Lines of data
╔══

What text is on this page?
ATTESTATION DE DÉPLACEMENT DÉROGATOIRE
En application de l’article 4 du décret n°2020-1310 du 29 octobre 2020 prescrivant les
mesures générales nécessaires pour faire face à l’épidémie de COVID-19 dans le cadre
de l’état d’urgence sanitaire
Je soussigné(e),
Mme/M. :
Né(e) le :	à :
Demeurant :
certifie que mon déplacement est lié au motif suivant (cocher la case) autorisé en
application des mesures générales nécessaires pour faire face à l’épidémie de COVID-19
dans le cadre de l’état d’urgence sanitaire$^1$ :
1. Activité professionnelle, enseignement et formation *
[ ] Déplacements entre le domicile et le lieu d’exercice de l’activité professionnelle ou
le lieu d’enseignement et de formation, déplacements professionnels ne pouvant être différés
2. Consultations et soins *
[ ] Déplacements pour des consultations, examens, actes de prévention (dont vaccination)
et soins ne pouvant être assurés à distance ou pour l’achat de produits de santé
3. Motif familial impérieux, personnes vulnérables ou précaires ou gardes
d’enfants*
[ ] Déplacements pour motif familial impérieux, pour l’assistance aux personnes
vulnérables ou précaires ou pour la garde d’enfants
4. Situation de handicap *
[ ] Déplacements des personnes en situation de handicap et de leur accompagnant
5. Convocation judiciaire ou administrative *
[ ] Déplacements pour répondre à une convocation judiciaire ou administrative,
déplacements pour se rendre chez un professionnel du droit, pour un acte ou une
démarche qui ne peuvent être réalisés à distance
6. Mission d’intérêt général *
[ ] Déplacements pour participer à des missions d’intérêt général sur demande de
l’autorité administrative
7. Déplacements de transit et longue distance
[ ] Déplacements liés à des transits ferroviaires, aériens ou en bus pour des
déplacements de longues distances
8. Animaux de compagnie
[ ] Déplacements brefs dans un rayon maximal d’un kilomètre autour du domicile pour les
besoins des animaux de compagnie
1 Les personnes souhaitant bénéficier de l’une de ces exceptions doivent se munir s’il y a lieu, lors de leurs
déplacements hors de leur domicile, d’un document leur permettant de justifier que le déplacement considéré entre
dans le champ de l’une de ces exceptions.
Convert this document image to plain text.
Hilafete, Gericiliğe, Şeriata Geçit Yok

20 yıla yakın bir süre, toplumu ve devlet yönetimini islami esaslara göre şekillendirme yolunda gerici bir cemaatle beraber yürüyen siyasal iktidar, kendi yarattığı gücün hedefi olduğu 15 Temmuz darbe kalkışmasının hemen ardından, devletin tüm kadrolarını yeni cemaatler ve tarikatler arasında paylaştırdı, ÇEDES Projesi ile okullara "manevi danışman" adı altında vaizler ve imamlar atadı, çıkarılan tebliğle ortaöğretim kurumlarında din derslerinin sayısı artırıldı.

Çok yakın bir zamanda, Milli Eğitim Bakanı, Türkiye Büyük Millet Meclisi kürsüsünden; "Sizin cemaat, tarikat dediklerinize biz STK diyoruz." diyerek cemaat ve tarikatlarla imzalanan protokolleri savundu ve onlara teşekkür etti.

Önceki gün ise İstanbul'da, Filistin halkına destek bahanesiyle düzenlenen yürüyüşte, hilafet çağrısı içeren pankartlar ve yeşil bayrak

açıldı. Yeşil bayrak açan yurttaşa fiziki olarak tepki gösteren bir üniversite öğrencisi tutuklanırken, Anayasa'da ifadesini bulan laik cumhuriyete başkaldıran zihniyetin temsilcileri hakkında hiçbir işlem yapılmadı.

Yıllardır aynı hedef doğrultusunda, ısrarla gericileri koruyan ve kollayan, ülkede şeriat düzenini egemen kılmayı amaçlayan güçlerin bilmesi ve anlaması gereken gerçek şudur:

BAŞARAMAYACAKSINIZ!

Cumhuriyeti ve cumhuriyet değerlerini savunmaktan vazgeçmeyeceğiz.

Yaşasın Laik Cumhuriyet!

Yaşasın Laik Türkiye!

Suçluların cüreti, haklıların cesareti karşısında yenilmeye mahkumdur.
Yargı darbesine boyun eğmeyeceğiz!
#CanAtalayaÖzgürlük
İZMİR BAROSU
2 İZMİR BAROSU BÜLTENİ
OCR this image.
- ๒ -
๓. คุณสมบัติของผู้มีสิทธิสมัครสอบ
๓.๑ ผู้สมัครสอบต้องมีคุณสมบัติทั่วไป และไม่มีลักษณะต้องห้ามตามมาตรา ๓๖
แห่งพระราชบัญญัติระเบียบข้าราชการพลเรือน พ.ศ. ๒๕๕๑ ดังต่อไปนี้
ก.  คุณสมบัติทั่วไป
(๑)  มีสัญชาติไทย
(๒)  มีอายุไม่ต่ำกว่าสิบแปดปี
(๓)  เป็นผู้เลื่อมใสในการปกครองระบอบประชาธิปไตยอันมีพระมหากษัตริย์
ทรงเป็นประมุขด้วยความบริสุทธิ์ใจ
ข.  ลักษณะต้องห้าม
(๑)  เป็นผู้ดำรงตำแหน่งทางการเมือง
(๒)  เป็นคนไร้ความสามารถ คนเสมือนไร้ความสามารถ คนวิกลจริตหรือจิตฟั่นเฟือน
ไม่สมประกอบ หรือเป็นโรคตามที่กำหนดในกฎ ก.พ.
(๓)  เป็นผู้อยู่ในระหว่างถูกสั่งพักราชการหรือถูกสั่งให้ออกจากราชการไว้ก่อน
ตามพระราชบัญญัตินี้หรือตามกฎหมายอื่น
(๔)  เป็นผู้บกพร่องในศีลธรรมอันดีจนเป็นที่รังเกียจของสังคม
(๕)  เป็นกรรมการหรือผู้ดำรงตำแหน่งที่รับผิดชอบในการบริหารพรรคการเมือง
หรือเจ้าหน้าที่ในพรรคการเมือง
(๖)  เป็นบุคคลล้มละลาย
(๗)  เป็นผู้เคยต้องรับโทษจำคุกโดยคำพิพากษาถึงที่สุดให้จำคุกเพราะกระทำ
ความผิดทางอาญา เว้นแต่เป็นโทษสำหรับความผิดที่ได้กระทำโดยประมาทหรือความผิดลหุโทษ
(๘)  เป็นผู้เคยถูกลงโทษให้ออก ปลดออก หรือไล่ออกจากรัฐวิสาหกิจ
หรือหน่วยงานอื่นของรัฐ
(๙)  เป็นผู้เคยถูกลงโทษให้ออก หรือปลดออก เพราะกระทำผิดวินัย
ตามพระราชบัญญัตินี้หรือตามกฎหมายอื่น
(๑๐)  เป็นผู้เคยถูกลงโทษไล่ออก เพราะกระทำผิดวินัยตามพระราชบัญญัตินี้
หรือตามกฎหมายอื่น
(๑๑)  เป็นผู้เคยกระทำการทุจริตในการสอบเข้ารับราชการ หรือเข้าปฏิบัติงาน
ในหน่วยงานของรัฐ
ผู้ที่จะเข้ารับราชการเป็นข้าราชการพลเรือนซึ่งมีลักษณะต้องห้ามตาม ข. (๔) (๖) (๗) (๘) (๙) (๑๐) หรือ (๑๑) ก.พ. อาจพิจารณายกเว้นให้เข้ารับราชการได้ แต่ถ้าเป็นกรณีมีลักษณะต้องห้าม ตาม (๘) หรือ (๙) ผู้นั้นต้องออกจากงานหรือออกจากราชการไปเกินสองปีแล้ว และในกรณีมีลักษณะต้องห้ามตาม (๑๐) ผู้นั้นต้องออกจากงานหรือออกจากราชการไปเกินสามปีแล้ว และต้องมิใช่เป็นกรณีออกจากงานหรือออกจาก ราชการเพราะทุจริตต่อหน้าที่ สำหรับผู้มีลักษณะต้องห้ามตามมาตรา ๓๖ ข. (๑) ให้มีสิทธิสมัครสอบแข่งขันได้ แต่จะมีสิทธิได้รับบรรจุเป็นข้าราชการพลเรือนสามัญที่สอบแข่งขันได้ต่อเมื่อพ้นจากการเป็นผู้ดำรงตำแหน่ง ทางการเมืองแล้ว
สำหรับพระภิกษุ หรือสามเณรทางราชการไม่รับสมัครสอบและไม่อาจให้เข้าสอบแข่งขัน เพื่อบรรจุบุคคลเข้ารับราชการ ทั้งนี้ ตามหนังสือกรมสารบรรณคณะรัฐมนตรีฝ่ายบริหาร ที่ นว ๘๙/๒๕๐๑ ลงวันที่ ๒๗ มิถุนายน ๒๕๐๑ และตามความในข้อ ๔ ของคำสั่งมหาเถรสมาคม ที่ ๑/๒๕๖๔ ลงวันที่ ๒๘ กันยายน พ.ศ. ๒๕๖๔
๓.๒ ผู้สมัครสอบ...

╚══

> _Stated goal_: Check each line above for the word "ามตามมาตรา" and copy the ones that have it.

> _Solution for this task_:
๓.๑ ผู้สมัครสอบต้องมีคุณสมบัติทั่วไป และไม่มีลักษณะต้องห้ามตามมาตรา ๓๖
ผู้ที่จะเข้ารับราชการเป็นข้าราชการพลเรือนซึ่งมีลักษณะต้องห้ามตาม ข. (๔) (๖) (๗) (๘) (๙) (๑๐) หรือ (๑๑) ก.พ. อาจพิจารณายกเว้นให้เข้ารับราชการได้ แต่ถ้าเป็นกรณีมีลักษณะต้องห้าม ตาม (๘) หรือ (๙) ผู้นั้นต้องออกจากงานหรือออกจากราชการไปเกินสองปีแล้ว และในกรณีมีลักษณะต้องห้ามตาม (๑๐) ผู้นั้นต้องออกจากงานหรือออกจากราชการไปเกินสามปีแล้ว และต้องมิใช่เป็นกรณีออกจากงานหรือออกจาก ราชการเพราะทุจริตต่อหน้าที่ สำหรับผู้มีลักษณะต้องห้ามตามมาตรา ๓๖ ข. (๑) ให้มีสิทธิสมัครสอบแข่งขันได้ แต่จะมีสิทธิได้รับบรรจุเป็นข้าราชการพลเรือนสามัญที่สอบแข่งขันได้ต่อเมื่อพ้นจากการเป็นผู้ดำรงตำแหน่ง ทางการเมืองแล้ว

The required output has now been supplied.